# [DATA RECORDS]
#####

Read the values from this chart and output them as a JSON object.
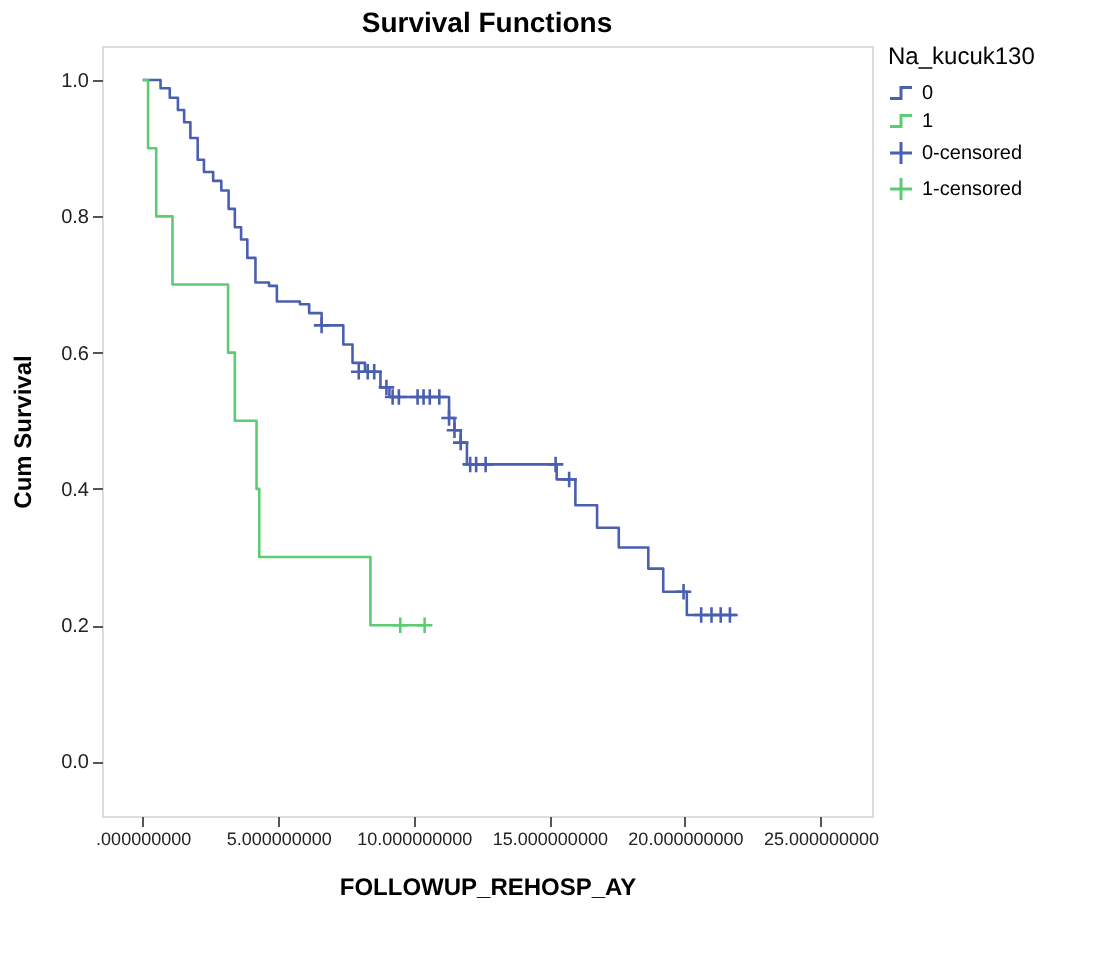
{
  "chart_data": {
    "type": "step",
    "title": "Survival Functions",
    "xlabel": "FOLLOWUP_REHOSP_AY",
    "ylabel": "Cum Survival",
    "legend_title": "Na_kucuk130",
    "legend": "right",
    "grid": false,
    "xlim": [
      -1.5,
      26.9
    ],
    "xticks": [
      {
        "value": 0,
        "label": ".000000000"
      },
      {
        "value": 5,
        "label": "5.000000000"
      },
      {
        "value": 10,
        "label": "10.000000000"
      },
      {
        "value": 15,
        "label": "15.000000000"
      },
      {
        "value": 20,
        "label": "20.000000000"
      },
      {
        "value": 25,
        "label": "25.000000000"
      }
    ],
    "ylim": [
      -0.08,
      1.05
    ],
    "yticks": [
      {
        "value": 0,
        "label": "0.0"
      },
      0.2,
      0.4,
      0.6,
      0.8,
      {
        "value": 1,
        "label": "1.0"
      }
    ],
    "series": [
      {
        "name": "0",
        "type": "step",
        "color": "#4a5fb0",
        "x": [
          0,
          0.43,
          0.66,
          1.0,
          1.3,
          1.53,
          1.76,
          2.03,
          2.26,
          2.6,
          2.9,
          3.17,
          3.4,
          3.63,
          3.86,
          4.16,
          4.66,
          4.95,
          5.8,
          6.14,
          6.6,
          7.4,
          7.74,
          8.2,
          8.77,
          9.1,
          11.05,
          11.3,
          11.5,
          11.73,
          11.96,
          15.27,
          15.96,
          16.76,
          17.56,
          18.65,
          19.2,
          20.07,
          21.9
        ],
        "values": [
          1.0,
          1.0,
          0.988,
          0.974,
          0.956,
          0.938,
          0.915,
          0.883,
          0.865,
          0.852,
          0.838,
          0.811,
          0.784,
          0.766,
          0.739,
          0.703,
          0.698,
          0.675,
          0.671,
          0.658,
          0.64,
          0.612,
          0.585,
          0.572,
          0.549,
          0.535,
          0.535,
          0.504,
          0.486,
          0.468,
          0.436,
          0.414,
          0.376,
          0.343,
          0.314,
          0.283,
          0.249,
          0.215,
          0.215
        ]
      },
      {
        "name": "1",
        "type": "step",
        "color": "#5ccc72",
        "x": [
          0,
          0.2,
          0.5,
          1.1,
          3.15,
          3.4,
          4.2,
          4.3,
          8.4,
          10.4
        ],
        "values": [
          1.0,
          0.9,
          0.8,
          0.7,
          0.6,
          0.5,
          0.4,
          0.3,
          0.2,
          0.2
        ]
      },
      {
        "name": "0-censored",
        "type": "scatter",
        "marker": "cross",
        "color": "#4a5fb0",
        "x": [
          6.6,
          7.97,
          8.3,
          8.54,
          8.99,
          9.22,
          9.45,
          10.14,
          10.36,
          10.59,
          10.94,
          11.3,
          11.5,
          11.73,
          12.08,
          12.3,
          12.65,
          15.23,
          15.73,
          19.95,
          20.6,
          20.98,
          21.32,
          21.66
        ],
        "values": [
          0.64,
          0.572,
          0.572,
          0.572,
          0.549,
          0.535,
          0.535,
          0.535,
          0.535,
          0.535,
          0.535,
          0.504,
          0.486,
          0.468,
          0.436,
          0.436,
          0.436,
          0.436,
          0.414,
          0.249,
          0.215,
          0.215,
          0.215,
          0.215
        ]
      },
      {
        "name": "1-censored",
        "type": "scatter",
        "marker": "cross",
        "color": "#5ccc72",
        "x": [
          9.5,
          10.4
        ],
        "values": [
          0.2,
          0.2
        ]
      }
    ]
  }
}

#####

# [WHAT YOU HAVE TO DO]
Quote the full listing above word for word; exclude every picture from the copy.

# [SOLUTION BELOW]
Read the values from this chart and output them as a JSON object.
{
  "chart_data": {
    "type": "step",
    "title": "Survival Functions",
    "xlabel": "FOLLOWUP_REHOSP_AY",
    "ylabel": "Cum Survival",
    "legend_title": "Na_kucuk130",
    "legend": "right",
    "grid": false,
    "xlim": [
      -1.5,
      26.9
    ],
    "xticks": [
      {
        "value": 0,
        "label": ".000000000"
      },
      {
        "value": 5,
        "label": "5.000000000"
      },
      {
        "value": 10,
        "label": "10.000000000"
      },
      {
        "value": 15,
        "label": "15.000000000"
      },
      {
        "value": 20,
        "label": "20.000000000"
      },
      {
        "value": 25,
        "label": "25.000000000"
      }
    ],
    "ylim": [
      -0.08,
      1.05
    ],
    "yticks": [
      {
        "value": 0,
        "label": "0.0"
      },
      0.2,
      0.4,
      0.6,
      0.8,
      {
        "value": 1,
        "label": "1.0"
      }
    ],
    "series": [
      {
        "name": "0",
        "type": "step",
        "color": "#4a5fb0",
        "x": [
          0,
          0.43,
          0.66,
          1.0,
          1.3,
          1.53,
          1.76,
          2.03,
          2.26,
          2.6,
          2.9,
          3.17,
          3.4,
          3.63,
          3.86,
          4.16,
          4.66,
          4.95,
          5.8,
          6.14,
          6.6,
          7.4,
          7.74,
          8.2,
          8.77,
          9.1,
          11.05,
          11.3,
          11.5,
          11.73,
          11.96,
          15.27,
          15.96,
          16.76,
          17.56,
          18.65,
          19.2,
          20.07,
          21.9
        ],
        "values": [
          1.0,
          1.0,
          0.988,
          0.974,
          0.956,
          0.938,
          0.915,
          0.883,
          0.865,
          0.852,
          0.838,
          0.811,
          0.784,
          0.766,
          0.739,
          0.703,
          0.698,
          0.675,
          0.671,
          0.658,
          0.64,
          0.612,
          0.585,
          0.572,
          0.549,
          0.535,
          0.535,
          0.504,
          0.486,
          0.468,
          0.436,
          0.414,
          0.376,
          0.343,
          0.314,
          0.283,
          0.249,
          0.215,
          0.215
        ]
      },
      {
        "name": "1",
        "type": "step",
        "color": "#5ccc72",
        "x": [
          0,
          0.2,
          0.5,
          1.1,
          3.15,
          3.4,
          4.2,
          4.3,
          8.4,
          10.4
        ],
        "values": [
          1.0,
          0.9,
          0.8,
          0.7,
          0.6,
          0.5,
          0.4,
          0.3,
          0.2,
          0.2
        ]
      },
      {
        "name": "0-censored",
        "type": "scatter",
        "marker": "cross",
        "color": "#4a5fb0",
        "x": [
          6.6,
          7.97,
          8.3,
          8.54,
          8.99,
          9.22,
          9.45,
          10.14,
          10.36,
          10.59,
          10.94,
          11.3,
          11.5,
          11.73,
          12.08,
          12.3,
          12.65,
          15.23,
          15.73,
          19.95,
          20.6,
          20.98,
          21.32,
          21.66
        ],
        "values": [
          0.64,
          0.572,
          0.572,
          0.572,
          0.549,
          0.535,
          0.535,
          0.535,
          0.535,
          0.535,
          0.535,
          0.504,
          0.486,
          0.468,
          0.436,
          0.436,
          0.436,
          0.436,
          0.414,
          0.249,
          0.215,
          0.215,
          0.215,
          0.215
        ]
      },
      {
        "name": "1-censored",
        "type": "scatter",
        "marker": "cross",
        "color": "#5ccc72",
        "x": [
          9.5,
          10.4
        ],
        "values": [
          0.2,
          0.2
        ]
      }
    ]
  }
}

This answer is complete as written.